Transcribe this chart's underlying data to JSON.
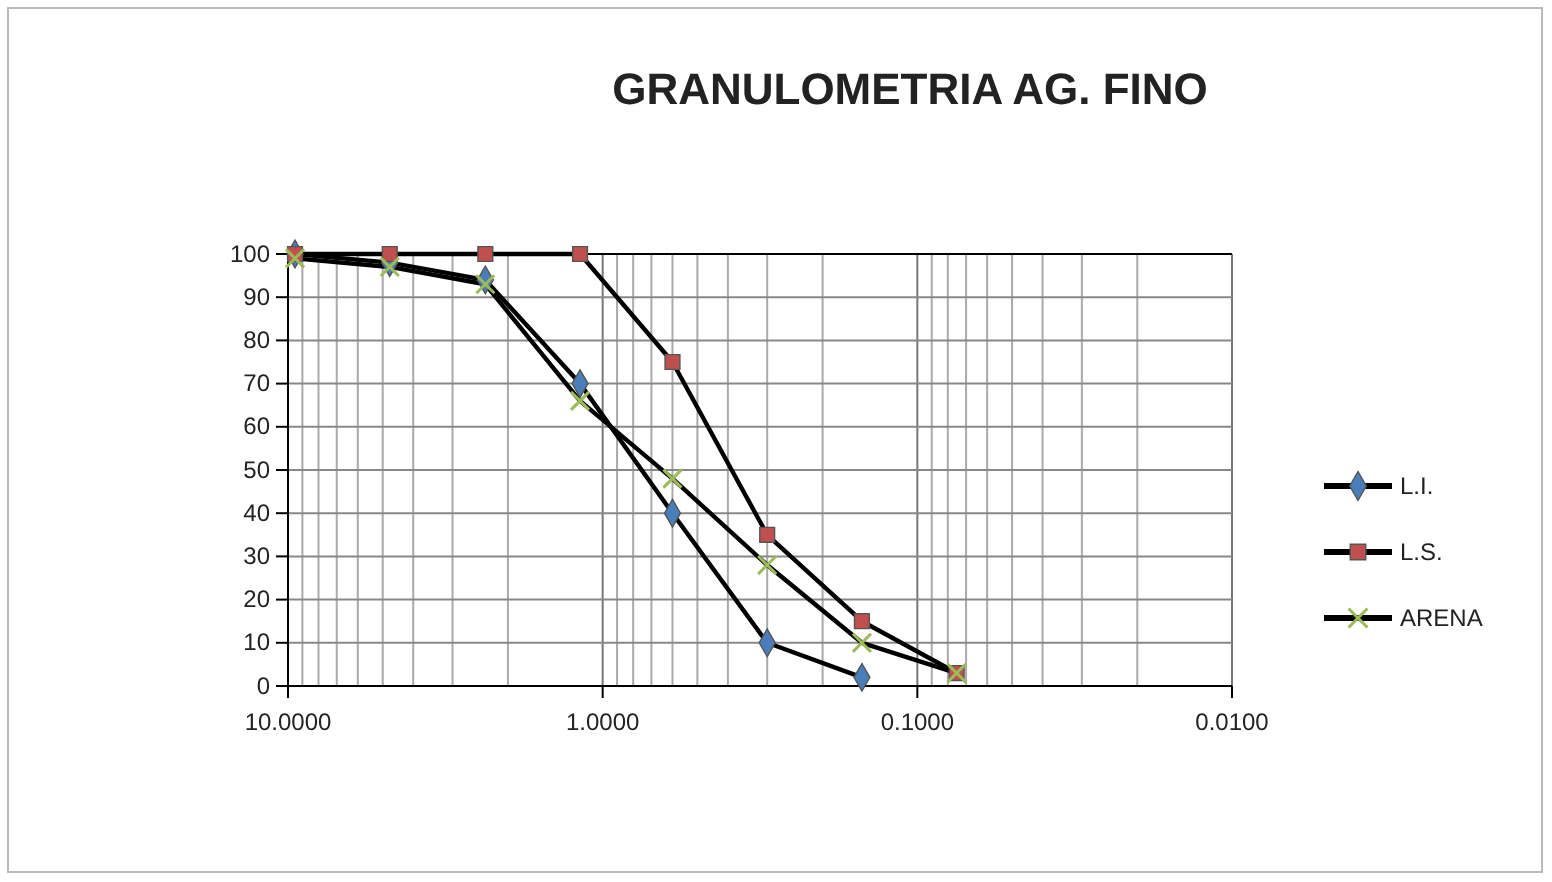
{
  "chart_data": {
    "type": "line",
    "title": "GRANULOMETRIA AG. FINO",
    "x": [
      9.5,
      4.75,
      2.36,
      1.18,
      0.6,
      0.3,
      0.15,
      0.075
    ],
    "series": [
      {
        "name": "L.I.",
        "color": "#4a7ebb",
        "marker": "diamond",
        "values": [
          100,
          98,
          94,
          70,
          40,
          10,
          2,
          null
        ]
      },
      {
        "name": "L.S.",
        "color": "#c0504d",
        "marker": "square",
        "values": [
          100,
          100,
          100,
          100,
          75,
          35,
          15,
          3
        ]
      },
      {
        "name": "ARENA",
        "color": "#9bbb59",
        "marker": "cross",
        "values": [
          99,
          97,
          93,
          66,
          48,
          28,
          10,
          3
        ]
      }
    ],
    "log": "x",
    "xlim": [
      10,
      0.01
    ],
    "xticks": [
      {
        "value": 10,
        "label": "10.0000"
      },
      {
        "value": 1,
        "label": "1.0000"
      },
      {
        "value": 0.1,
        "label": "0.1000"
      },
      {
        "value": 0.01,
        "label": "0.0100"
      }
    ],
    "ylim": [
      0,
      100
    ],
    "yticks": [
      0,
      10,
      20,
      30,
      40,
      50,
      60,
      70,
      80,
      90,
      100
    ],
    "grid": true,
    "legend": "right",
    "line_style": "solid"
  }
}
=-=-=
TASK INSTRUCTIONS >> Strip out the pictures and quote the remaining data word for word.

OUTPUT >>
Transcribe this chart's underlying data to JSON.
{
  "chart_data": {
    "type": "line",
    "title": "GRANULOMETRIA AG. FINO",
    "x": [
      9.5,
      4.75,
      2.36,
      1.18,
      0.6,
      0.3,
      0.15,
      0.075
    ],
    "series": [
      {
        "name": "L.I.",
        "color": "#4a7ebb",
        "marker": "diamond",
        "values": [
          100,
          98,
          94,
          70,
          40,
          10,
          2,
          null
        ]
      },
      {
        "name": "L.S.",
        "color": "#c0504d",
        "marker": "square",
        "values": [
          100,
          100,
          100,
          100,
          75,
          35,
          15,
          3
        ]
      },
      {
        "name": "ARENA",
        "color": "#9bbb59",
        "marker": "cross",
        "values": [
          99,
          97,
          93,
          66,
          48,
          28,
          10,
          3
        ]
      }
    ],
    "log": "x",
    "xlim": [
      10,
      0.01
    ],
    "xticks": [
      {
        "value": 10,
        "label": "10.0000"
      },
      {
        "value": 1,
        "label": "1.0000"
      },
      {
        "value": 0.1,
        "label": "0.1000"
      },
      {
        "value": 0.01,
        "label": "0.0100"
      }
    ],
    "ylim": [
      0,
      100
    ],
    "yticks": [
      0,
      10,
      20,
      30,
      40,
      50,
      60,
      70,
      80,
      90,
      100
    ],
    "grid": true,
    "legend": "right",
    "line_style": "solid"
  }
}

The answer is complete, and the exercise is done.